> _Task objective_
Reproduce the records below, substituting "column-separator" for every occurrence of "column-divider" and leaving everything else unchanged.

> _Records shown_
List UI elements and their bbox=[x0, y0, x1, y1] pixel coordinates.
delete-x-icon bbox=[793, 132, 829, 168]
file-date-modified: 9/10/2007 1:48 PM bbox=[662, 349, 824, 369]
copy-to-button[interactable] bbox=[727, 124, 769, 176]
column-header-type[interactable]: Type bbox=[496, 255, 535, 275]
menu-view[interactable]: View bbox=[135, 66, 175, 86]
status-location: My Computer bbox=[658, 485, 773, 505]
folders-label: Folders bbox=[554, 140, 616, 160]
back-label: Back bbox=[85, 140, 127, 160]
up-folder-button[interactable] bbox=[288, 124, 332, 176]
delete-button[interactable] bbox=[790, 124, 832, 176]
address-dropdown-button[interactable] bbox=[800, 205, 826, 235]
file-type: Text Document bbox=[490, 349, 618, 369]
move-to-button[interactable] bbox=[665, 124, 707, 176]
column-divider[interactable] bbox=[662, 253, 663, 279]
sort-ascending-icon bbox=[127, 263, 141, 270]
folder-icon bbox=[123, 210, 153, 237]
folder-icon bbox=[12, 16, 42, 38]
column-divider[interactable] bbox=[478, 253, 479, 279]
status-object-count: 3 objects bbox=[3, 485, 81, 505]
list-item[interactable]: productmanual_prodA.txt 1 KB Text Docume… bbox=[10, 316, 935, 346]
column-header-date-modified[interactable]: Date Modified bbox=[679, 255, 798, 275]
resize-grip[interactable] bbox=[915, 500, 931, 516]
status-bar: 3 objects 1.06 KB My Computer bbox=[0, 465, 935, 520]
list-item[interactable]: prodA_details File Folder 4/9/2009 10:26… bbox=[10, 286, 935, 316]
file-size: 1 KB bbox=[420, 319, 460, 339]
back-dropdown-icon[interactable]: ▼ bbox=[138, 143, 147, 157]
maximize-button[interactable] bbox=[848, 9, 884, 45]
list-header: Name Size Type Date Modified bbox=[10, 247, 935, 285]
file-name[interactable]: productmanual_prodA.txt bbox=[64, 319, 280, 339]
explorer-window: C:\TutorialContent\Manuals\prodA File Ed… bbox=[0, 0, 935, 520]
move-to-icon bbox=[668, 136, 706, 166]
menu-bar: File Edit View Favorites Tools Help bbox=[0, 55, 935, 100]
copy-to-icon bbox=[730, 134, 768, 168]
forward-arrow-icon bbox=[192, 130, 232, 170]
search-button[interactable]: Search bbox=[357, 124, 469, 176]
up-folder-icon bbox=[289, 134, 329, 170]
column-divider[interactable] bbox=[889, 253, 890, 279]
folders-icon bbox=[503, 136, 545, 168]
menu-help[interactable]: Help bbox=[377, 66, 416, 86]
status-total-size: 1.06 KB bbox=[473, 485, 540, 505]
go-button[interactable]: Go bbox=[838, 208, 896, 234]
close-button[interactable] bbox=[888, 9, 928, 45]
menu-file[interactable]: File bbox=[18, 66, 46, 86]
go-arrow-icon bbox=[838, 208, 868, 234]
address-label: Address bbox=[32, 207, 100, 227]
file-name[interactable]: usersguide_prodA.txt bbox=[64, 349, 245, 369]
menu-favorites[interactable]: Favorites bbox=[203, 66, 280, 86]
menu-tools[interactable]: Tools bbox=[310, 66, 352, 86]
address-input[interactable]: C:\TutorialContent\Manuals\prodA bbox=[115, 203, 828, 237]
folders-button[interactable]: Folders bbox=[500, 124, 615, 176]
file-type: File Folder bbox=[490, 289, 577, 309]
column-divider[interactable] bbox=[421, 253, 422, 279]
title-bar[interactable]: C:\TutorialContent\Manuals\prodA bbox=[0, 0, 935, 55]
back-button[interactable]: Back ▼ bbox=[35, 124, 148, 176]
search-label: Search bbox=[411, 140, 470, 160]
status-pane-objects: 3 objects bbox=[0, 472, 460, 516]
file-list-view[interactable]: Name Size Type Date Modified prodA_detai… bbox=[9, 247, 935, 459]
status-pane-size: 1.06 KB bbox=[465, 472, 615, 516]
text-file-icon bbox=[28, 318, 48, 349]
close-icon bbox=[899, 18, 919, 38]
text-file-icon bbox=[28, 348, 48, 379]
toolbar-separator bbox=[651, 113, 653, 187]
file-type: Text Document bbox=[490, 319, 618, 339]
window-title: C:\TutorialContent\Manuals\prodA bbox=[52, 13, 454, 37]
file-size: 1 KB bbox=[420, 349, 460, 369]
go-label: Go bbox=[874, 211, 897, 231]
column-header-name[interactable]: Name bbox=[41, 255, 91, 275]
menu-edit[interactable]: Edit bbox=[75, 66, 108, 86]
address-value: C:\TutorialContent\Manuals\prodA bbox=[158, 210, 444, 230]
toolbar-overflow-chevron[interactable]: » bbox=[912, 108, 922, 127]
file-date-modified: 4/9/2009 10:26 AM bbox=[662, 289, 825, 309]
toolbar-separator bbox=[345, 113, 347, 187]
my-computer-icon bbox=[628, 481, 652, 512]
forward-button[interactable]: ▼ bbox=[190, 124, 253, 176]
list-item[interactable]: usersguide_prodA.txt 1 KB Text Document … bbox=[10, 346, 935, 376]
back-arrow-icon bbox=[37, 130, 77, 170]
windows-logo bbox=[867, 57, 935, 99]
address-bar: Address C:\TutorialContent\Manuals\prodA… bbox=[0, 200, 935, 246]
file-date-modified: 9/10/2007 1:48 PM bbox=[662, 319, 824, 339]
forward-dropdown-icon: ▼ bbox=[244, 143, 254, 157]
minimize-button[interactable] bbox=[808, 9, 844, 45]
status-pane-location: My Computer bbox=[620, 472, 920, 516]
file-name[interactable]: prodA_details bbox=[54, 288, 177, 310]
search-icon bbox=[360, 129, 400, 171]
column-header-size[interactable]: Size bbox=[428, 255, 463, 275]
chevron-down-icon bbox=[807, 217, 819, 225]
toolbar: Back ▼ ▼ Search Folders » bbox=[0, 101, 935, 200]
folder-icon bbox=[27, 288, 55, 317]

> _Correct response_
List UI elements and their bbox=[x0, y0, x1, y1] pixel coordinates.
delete-x-icon bbox=[793, 132, 829, 168]
file-date-modified: 9/10/2007 1:48 PM bbox=[662, 349, 824, 369]
copy-to-button[interactable] bbox=[727, 124, 769, 176]
column-header-type[interactable]: Type bbox=[496, 255, 535, 275]
menu-view[interactable]: View bbox=[135, 66, 175, 86]
status-location: My Computer bbox=[658, 485, 773, 505]
folders-label: Folders bbox=[554, 140, 616, 160]
back-label: Back bbox=[85, 140, 127, 160]
up-folder-button[interactable] bbox=[288, 124, 332, 176]
delete-button[interactable] bbox=[790, 124, 832, 176]
address-dropdown-button[interactable] bbox=[800, 205, 826, 235]
file-type: Text Document bbox=[490, 349, 618, 369]
move-to-button[interactable] bbox=[665, 124, 707, 176]
column-separator[interactable] bbox=[662, 253, 663, 279]
sort-ascending-icon bbox=[127, 263, 141, 270]
folder-icon bbox=[123, 210, 153, 237]
folder-icon bbox=[12, 16, 42, 38]
column-separator[interactable] bbox=[478, 253, 479, 279]
status-object-count: 3 objects bbox=[3, 485, 81, 505]
list-item[interactable]: productmanual_prodA.txt 1 KB Text Docume… bbox=[10, 316, 935, 346]
column-header-date-modified[interactable]: Date Modified bbox=[679, 255, 798, 275]
resize-grip[interactable] bbox=[915, 500, 931, 516]
status-bar: 3 objects 1.06 KB My Computer bbox=[0, 465, 935, 520]
list-item[interactable]: prodA_details File Folder 4/9/2009 10:26… bbox=[10, 286, 935, 316]
file-size: 1 KB bbox=[420, 319, 460, 339]
back-dropdown-icon[interactable]: ▼ bbox=[138, 143, 147, 157]
maximize-button[interactable] bbox=[848, 9, 884, 45]
list-header: Name Size Type Date Modified bbox=[10, 247, 935, 285]
file-name[interactable]: productmanual_prodA.txt bbox=[64, 319, 280, 339]
explorer-window: C:\TutorialContent\Manuals\prodA File Ed… bbox=[0, 0, 935, 520]
move-to-icon bbox=[668, 136, 706, 166]
menu-bar: File Edit View Favorites Tools Help bbox=[0, 55, 935, 100]
copy-to-icon bbox=[730, 134, 768, 168]
forward-arrow-icon bbox=[192, 130, 232, 170]
search-button[interactable]: Search bbox=[357, 124, 469, 176]
up-folder-icon bbox=[289, 134, 329, 170]
column-separator[interactable] bbox=[889, 253, 890, 279]
folders-icon bbox=[503, 136, 545, 168]
menu-help[interactable]: Help bbox=[377, 66, 416, 86]
status-total-size: 1.06 KB bbox=[473, 485, 540, 505]
go-button[interactable]: Go bbox=[838, 208, 896, 234]
close-button[interactable] bbox=[888, 9, 928, 45]
menu-file[interactable]: File bbox=[18, 66, 46, 86]
go-arrow-icon bbox=[838, 208, 868, 234]
address-label: Address bbox=[32, 207, 100, 227]
file-name[interactable]: usersguide_prodA.txt bbox=[64, 349, 245, 369]
menu-favorites[interactable]: Favorites bbox=[203, 66, 280, 86]
menu-tools[interactable]: Tools bbox=[310, 66, 352, 86]
address-input[interactable]: C:\TutorialContent\Manuals\prodA bbox=[115, 203, 828, 237]
folders-button[interactable]: Folders bbox=[500, 124, 615, 176]
file-type: File Folder bbox=[490, 289, 577, 309]
column-separator[interactable] bbox=[421, 253, 422, 279]
title-bar[interactable]: C:\TutorialContent\Manuals\prodA bbox=[0, 0, 935, 55]
back-button[interactable]: Back ▼ bbox=[35, 124, 148, 176]
search-label: Search bbox=[411, 140, 470, 160]
status-pane-objects: 3 objects bbox=[0, 472, 460, 516]
file-list-view[interactable]: Name Size Type Date Modified prodA_detai… bbox=[9, 247, 935, 459]
status-pane-size: 1.06 KB bbox=[465, 472, 615, 516]
text-file-icon bbox=[28, 318, 48, 349]
close-icon bbox=[899, 18, 919, 38]
text-file-icon bbox=[28, 348, 48, 379]
toolbar-separator bbox=[651, 113, 653, 187]
file-type: Text Document bbox=[490, 319, 618, 339]
window-title: C:\TutorialContent\Manuals\prodA bbox=[52, 13, 454, 37]
file-size: 1 KB bbox=[420, 349, 460, 369]
go-label: Go bbox=[874, 211, 897, 231]
column-header-name[interactable]: Name bbox=[41, 255, 91, 275]
menu-edit[interactable]: Edit bbox=[75, 66, 108, 86]
address-value: C:\TutorialContent\Manuals\prodA bbox=[158, 210, 444, 230]
toolbar-overflow-chevron[interactable]: » bbox=[912, 108, 922, 127]
file-date-modified: 4/9/2009 10:26 AM bbox=[662, 289, 825, 309]
toolbar-separator bbox=[345, 113, 347, 187]
my-computer-icon bbox=[628, 481, 652, 512]
forward-button[interactable]: ▼ bbox=[190, 124, 253, 176]
list-item[interactable]: usersguide_prodA.txt 1 KB Text Document … bbox=[10, 346, 935, 376]
back-arrow-icon bbox=[37, 130, 77, 170]
windows-logo bbox=[867, 57, 935, 99]
address-bar: Address C:\TutorialContent\Manuals\prodA… bbox=[0, 200, 935, 246]
file-date-modified: 9/10/2007 1:48 PM bbox=[662, 319, 824, 339]
forward-dropdown-icon: ▼ bbox=[244, 143, 254, 157]
minimize-button[interactable] bbox=[808, 9, 844, 45]
status-pane-location: My Computer bbox=[620, 472, 920, 516]
file-name[interactable]: prodA_details bbox=[54, 288, 177, 310]
search-icon bbox=[360, 129, 400, 171]
column-header-size[interactable]: Size bbox=[428, 255, 463, 275]
chevron-down-icon bbox=[807, 217, 819, 225]
toolbar: Back ▼ ▼ Search Folders » bbox=[0, 101, 935, 200]
folder-icon bbox=[27, 288, 55, 317]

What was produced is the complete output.